_DIRECTIVE_:
All lines featuring the string "heading" are to be listed.

■ ■ ■ ■ ■

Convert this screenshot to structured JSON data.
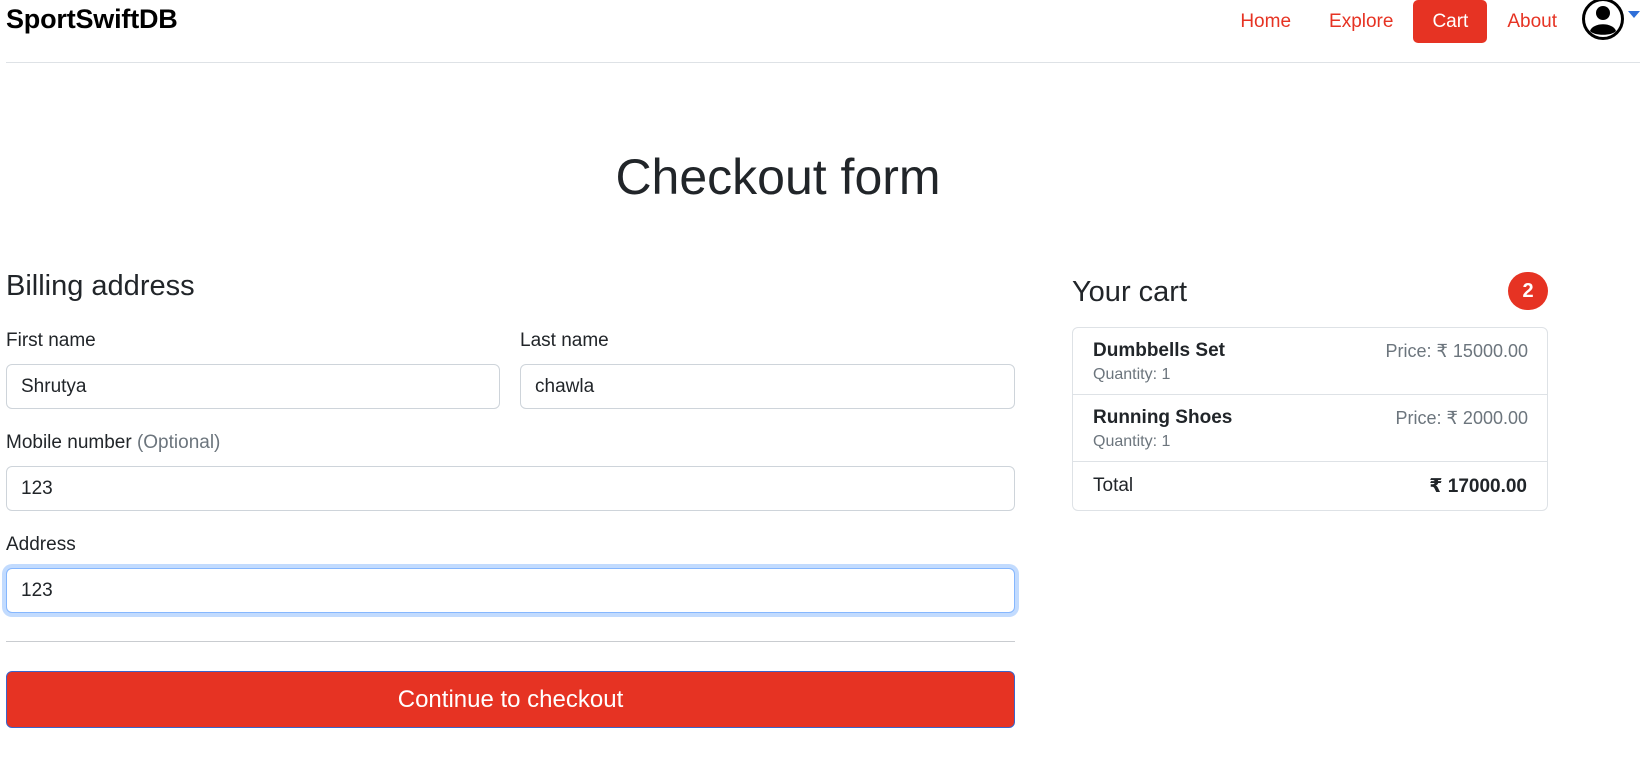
{
  "navbar": {
    "brand": "SportSwiftDB",
    "links": [
      "Home",
      "Explore",
      "Cart",
      "About"
    ],
    "active": "Cart"
  },
  "page": {
    "title": "Checkout form"
  },
  "billing": {
    "heading": "Billing address",
    "first_name": {
      "label": "First name",
      "value": "Shrutya"
    },
    "last_name": {
      "label": "Last name",
      "value": "chawla"
    },
    "mobile": {
      "label": "Mobile number",
      "optional": "(Optional)",
      "value": "123"
    },
    "address": {
      "label": "Address",
      "value": "123"
    },
    "submit": "Continue to checkout"
  },
  "cart": {
    "heading": "Your cart",
    "count": "2",
    "items": [
      {
        "name": "Dumbbells Set",
        "quantity": "Quantity: 1",
        "price": "Price: ₹ 15000.00"
      },
      {
        "name": "Running Shoes",
        "quantity": "Quantity: 1",
        "price": "Price: ₹ 2000.00"
      }
    ],
    "total_label": "Total",
    "total_value": "₹ 17000.00"
  },
  "colors": {
    "accent": "#e63323",
    "focus": "#86b7fe"
  },
  "icons": {
    "user": "user-circle-icon",
    "caret": "caret-down-icon"
  }
}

■ ■ ■ ■ ■

_ANSWER_:
    "heading": "Billing address",
    "heading": "Your cart",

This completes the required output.